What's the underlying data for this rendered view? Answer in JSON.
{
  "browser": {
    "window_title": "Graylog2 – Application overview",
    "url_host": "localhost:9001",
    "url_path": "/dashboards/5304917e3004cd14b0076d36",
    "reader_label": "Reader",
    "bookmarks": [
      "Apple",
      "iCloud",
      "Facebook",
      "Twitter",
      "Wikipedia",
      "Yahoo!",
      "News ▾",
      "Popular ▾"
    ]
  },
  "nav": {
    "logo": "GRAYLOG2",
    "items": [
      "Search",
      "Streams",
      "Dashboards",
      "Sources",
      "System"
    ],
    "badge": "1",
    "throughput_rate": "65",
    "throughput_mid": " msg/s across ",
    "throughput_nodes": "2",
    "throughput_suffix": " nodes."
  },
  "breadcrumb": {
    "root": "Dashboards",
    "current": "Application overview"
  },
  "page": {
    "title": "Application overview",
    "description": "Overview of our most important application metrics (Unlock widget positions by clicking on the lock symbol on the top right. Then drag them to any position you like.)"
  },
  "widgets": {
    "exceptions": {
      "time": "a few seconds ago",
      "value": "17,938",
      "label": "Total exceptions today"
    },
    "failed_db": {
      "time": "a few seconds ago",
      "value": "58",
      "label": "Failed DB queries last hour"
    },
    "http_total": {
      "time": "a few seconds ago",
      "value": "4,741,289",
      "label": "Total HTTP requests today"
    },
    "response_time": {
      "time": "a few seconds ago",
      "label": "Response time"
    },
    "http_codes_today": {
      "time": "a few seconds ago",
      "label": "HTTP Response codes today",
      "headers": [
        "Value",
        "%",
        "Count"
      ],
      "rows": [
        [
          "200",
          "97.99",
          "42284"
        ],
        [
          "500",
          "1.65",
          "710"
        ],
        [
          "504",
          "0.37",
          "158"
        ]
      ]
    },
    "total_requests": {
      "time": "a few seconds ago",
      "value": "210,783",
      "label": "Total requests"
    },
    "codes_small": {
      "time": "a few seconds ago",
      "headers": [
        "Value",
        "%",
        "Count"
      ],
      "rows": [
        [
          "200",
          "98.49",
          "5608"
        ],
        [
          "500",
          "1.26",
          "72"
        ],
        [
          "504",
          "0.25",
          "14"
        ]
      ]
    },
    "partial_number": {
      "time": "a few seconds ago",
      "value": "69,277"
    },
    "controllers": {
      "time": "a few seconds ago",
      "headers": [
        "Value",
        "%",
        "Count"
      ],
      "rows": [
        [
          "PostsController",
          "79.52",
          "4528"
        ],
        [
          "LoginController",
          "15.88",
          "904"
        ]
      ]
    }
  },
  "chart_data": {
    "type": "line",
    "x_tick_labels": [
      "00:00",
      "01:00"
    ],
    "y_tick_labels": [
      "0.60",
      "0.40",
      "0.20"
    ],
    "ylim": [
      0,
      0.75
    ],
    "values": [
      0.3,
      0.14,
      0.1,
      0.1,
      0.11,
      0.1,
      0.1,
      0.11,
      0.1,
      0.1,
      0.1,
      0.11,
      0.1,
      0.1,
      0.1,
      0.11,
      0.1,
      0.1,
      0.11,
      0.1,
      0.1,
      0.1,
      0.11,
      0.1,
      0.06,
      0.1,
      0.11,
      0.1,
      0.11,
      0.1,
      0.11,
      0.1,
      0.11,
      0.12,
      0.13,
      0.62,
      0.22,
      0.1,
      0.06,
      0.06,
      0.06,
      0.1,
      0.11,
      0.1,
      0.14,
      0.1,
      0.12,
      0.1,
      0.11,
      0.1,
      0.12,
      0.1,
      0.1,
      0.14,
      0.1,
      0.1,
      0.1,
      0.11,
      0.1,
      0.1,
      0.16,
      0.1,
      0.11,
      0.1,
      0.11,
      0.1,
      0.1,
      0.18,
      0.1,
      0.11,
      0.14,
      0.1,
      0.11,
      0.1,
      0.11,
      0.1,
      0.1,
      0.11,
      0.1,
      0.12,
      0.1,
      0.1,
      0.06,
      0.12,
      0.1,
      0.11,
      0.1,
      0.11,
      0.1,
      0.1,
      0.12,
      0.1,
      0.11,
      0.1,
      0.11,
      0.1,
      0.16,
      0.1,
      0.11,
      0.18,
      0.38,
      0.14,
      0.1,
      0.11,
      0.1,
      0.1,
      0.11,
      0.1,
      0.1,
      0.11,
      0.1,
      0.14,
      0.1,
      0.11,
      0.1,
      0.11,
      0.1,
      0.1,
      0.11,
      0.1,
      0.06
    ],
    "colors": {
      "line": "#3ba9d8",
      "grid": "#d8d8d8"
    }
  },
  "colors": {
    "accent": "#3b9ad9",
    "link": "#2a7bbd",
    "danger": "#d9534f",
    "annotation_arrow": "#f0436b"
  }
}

◆ ◆ ◆ ◆ ◆

__The task__.
The data above must be returned in full, exactly as written.

__Correct result__.
What's the underlying data for this rendered view? Answer in JSON.
{
  "browser": {
    "window_title": "Graylog2 – Application overview",
    "url_host": "localhost:9001",
    "url_path": "/dashboards/5304917e3004cd14b0076d36",
    "reader_label": "Reader",
    "bookmarks": [
      "Apple",
      "iCloud",
      "Facebook",
      "Twitter",
      "Wikipedia",
      "Yahoo!",
      "News ▾",
      "Popular ▾"
    ]
  },
  "nav": {
    "logo": "GRAYLOG2",
    "items": [
      "Search",
      "Streams",
      "Dashboards",
      "Sources",
      "System"
    ],
    "badge": "1",
    "throughput_rate": "65",
    "throughput_mid": " msg/s across ",
    "throughput_nodes": "2",
    "throughput_suffix": " nodes."
  },
  "breadcrumb": {
    "root": "Dashboards",
    "current": "Application overview"
  },
  "page": {
    "title": "Application overview",
    "description": "Overview of our most important application metrics (Unlock widget positions by clicking on the lock symbol on the top right. Then drag them to any position you like.)"
  },
  "widgets": {
    "exceptions": {
      "time": "a few seconds ago",
      "value": "17,938",
      "label": "Total exceptions today"
    },
    "failed_db": {
      "time": "a few seconds ago",
      "value": "58",
      "label": "Failed DB queries last hour"
    },
    "http_total": {
      "time": "a few seconds ago",
      "value": "4,741,289",
      "label": "Total HTTP requests today"
    },
    "response_time": {
      "time": "a few seconds ago",
      "label": "Response time"
    },
    "http_codes_today": {
      "time": "a few seconds ago",
      "label": "HTTP Response codes today",
      "headers": [
        "Value",
        "%",
        "Count"
      ],
      "rows": [
        [
          "200",
          "97.99",
          "42284"
        ],
        [
          "500",
          "1.65",
          "710"
        ],
        [
          "504",
          "0.37",
          "158"
        ]
      ]
    },
    "total_requests": {
      "time": "a few seconds ago",
      "value": "210,783",
      "label": "Total requests"
    },
    "codes_small": {
      "time": "a few seconds ago",
      "headers": [
        "Value",
        "%",
        "Count"
      ],
      "rows": [
        [
          "200",
          "98.49",
          "5608"
        ],
        [
          "500",
          "1.26",
          "72"
        ],
        [
          "504",
          "0.25",
          "14"
        ]
      ]
    },
    "partial_number": {
      "time": "a few seconds ago",
      "value": "69,277"
    },
    "controllers": {
      "time": "a few seconds ago",
      "headers": [
        "Value",
        "%",
        "Count"
      ],
      "rows": [
        [
          "PostsController",
          "79.52",
          "4528"
        ],
        [
          "LoginController",
          "15.88",
          "904"
        ]
      ]
    }
  },
  "chart_data": {
    "type": "line",
    "x_tick_labels": [
      "00:00",
      "01:00"
    ],
    "y_tick_labels": [
      "0.60",
      "0.40",
      "0.20"
    ],
    "ylim": [
      0,
      0.75
    ],
    "values": [
      0.3,
      0.14,
      0.1,
      0.1,
      0.11,
      0.1,
      0.1,
      0.11,
      0.1,
      0.1,
      0.1,
      0.11,
      0.1,
      0.1,
      0.1,
      0.11,
      0.1,
      0.1,
      0.11,
      0.1,
      0.1,
      0.1,
      0.11,
      0.1,
      0.06,
      0.1,
      0.11,
      0.1,
      0.11,
      0.1,
      0.11,
      0.1,
      0.11,
      0.12,
      0.13,
      0.62,
      0.22,
      0.1,
      0.06,
      0.06,
      0.06,
      0.1,
      0.11,
      0.1,
      0.14,
      0.1,
      0.12,
      0.1,
      0.11,
      0.1,
      0.12,
      0.1,
      0.1,
      0.14,
      0.1,
      0.1,
      0.1,
      0.11,
      0.1,
      0.1,
      0.16,
      0.1,
      0.11,
      0.1,
      0.11,
      0.1,
      0.1,
      0.18,
      0.1,
      0.11,
      0.14,
      0.1,
      0.11,
      0.1,
      0.11,
      0.1,
      0.1,
      0.11,
      0.1,
      0.12,
      0.1,
      0.1,
      0.06,
      0.12,
      0.1,
      0.11,
      0.1,
      0.11,
      0.1,
      0.1,
      0.12,
      0.1,
      0.11,
      0.1,
      0.11,
      0.1,
      0.16,
      0.1,
      0.11,
      0.18,
      0.38,
      0.14,
      0.1,
      0.11,
      0.1,
      0.1,
      0.11,
      0.1,
      0.1,
      0.11,
      0.1,
      0.14,
      0.1,
      0.11,
      0.1,
      0.11,
      0.1,
      0.1,
      0.11,
      0.1,
      0.06
    ],
    "colors": {
      "line": "#3ba9d8",
      "grid": "#d8d8d8"
    }
  },
  "colors": {
    "accent": "#3b9ad9",
    "link": "#2a7bbd",
    "danger": "#d9534f",
    "annotation_arrow": "#f0436b"
  }
}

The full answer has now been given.